Dataset records:
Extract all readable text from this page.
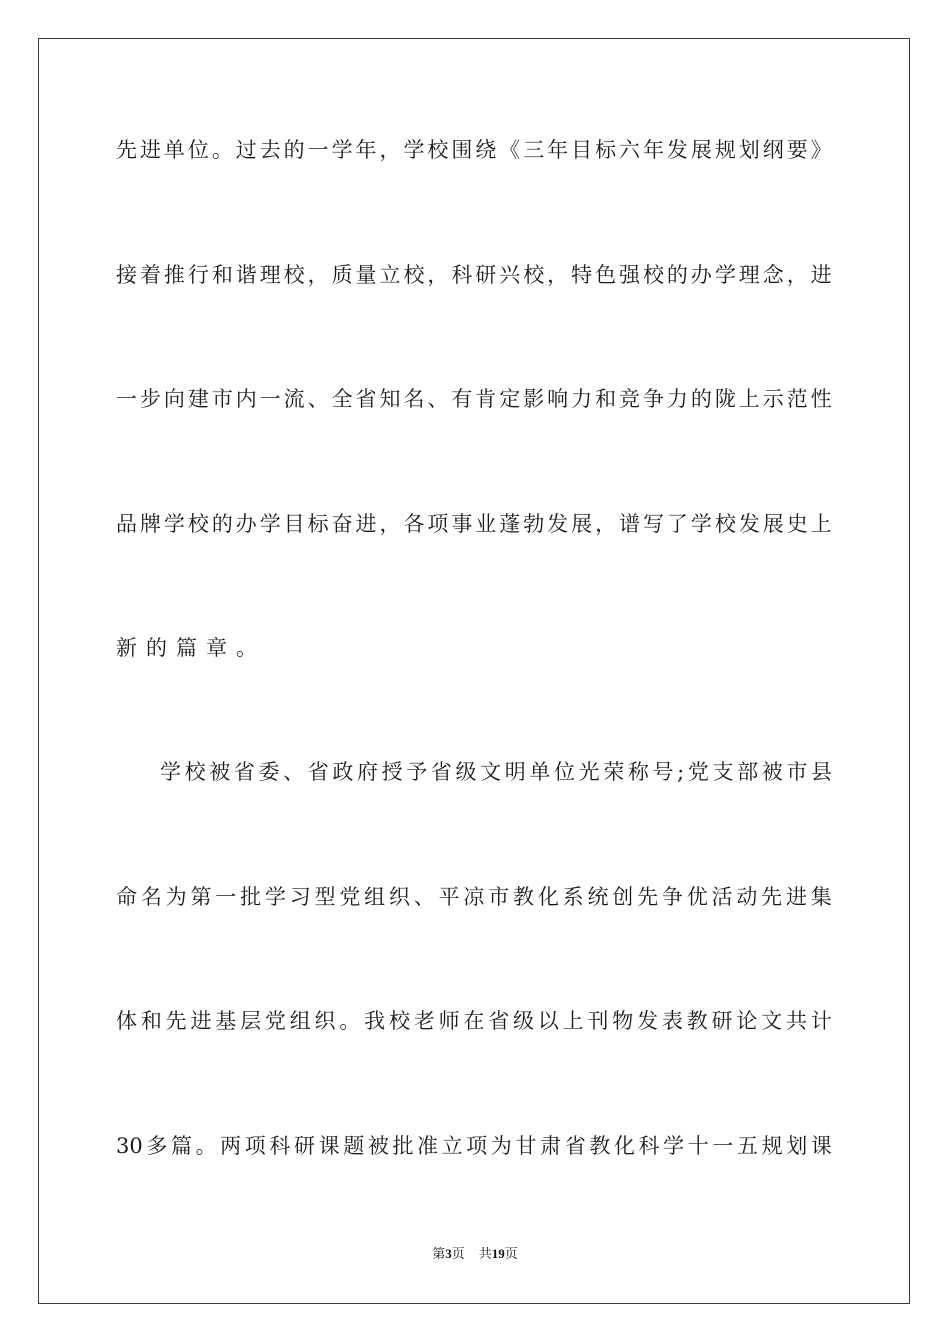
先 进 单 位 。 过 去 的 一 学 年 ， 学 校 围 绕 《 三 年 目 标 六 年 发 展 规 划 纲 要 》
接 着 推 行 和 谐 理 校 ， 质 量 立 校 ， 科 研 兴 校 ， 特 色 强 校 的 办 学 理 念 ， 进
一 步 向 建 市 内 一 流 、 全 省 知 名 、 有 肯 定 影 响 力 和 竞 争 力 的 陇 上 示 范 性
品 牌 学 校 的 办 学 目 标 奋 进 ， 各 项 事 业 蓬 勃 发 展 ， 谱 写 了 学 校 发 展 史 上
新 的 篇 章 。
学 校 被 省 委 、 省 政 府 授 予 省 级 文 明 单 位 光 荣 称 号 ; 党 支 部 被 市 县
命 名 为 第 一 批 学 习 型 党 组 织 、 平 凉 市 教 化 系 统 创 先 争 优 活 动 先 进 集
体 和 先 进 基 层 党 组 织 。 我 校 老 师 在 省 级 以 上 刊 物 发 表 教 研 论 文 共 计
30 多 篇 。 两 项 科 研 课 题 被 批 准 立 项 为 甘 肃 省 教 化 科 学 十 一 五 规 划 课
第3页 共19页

▶ _Task objective_
Write out the entries above verbatim; the pictures do not belong in your copy.

▶ _Answer for the task_
Extract all readable text from this page.
先 进 单 位 。 过 去 的 一 学 年 ， 学 校 围 绕 《 三 年 目 标 六 年 发 展 规 划 纲 要 》
接 着 推 行 和 谐 理 校 ， 质 量 立 校 ， 科 研 兴 校 ， 特 色 强 校 的 办 学 理 念 ， 进
一 步 向 建 市 内 一 流 、 全 省 知 名 、 有 肯 定 影 响 力 和 竞 争 力 的 陇 上 示 范 性
品 牌 学 校 的 办 学 目 标 奋 进 ， 各 项 事 业 蓬 勃 发 展 ， 谱 写 了 学 校 发 展 史 上
新 的 篇 章 。
学 校 被 省 委 、 省 政 府 授 予 省 级 文 明 单 位 光 荣 称 号 ; 党 支 部 被 市 县
命 名 为 第 一 批 学 习 型 党 组 织 、 平 凉 市 教 化 系 统 创 先 争 优 活 动 先 进 集
体 和 先 进 基 层 党 组 织 。 我 校 老 师 在 省 级 以 上 刊 物 发 表 教 研 论 文 共 计
30 多 篇 。 两 项 科 研 课 题 被 批 准 立 项 为 甘 肃 省 教 化 科 学 十 一 五 规 划 课
第3页 共19页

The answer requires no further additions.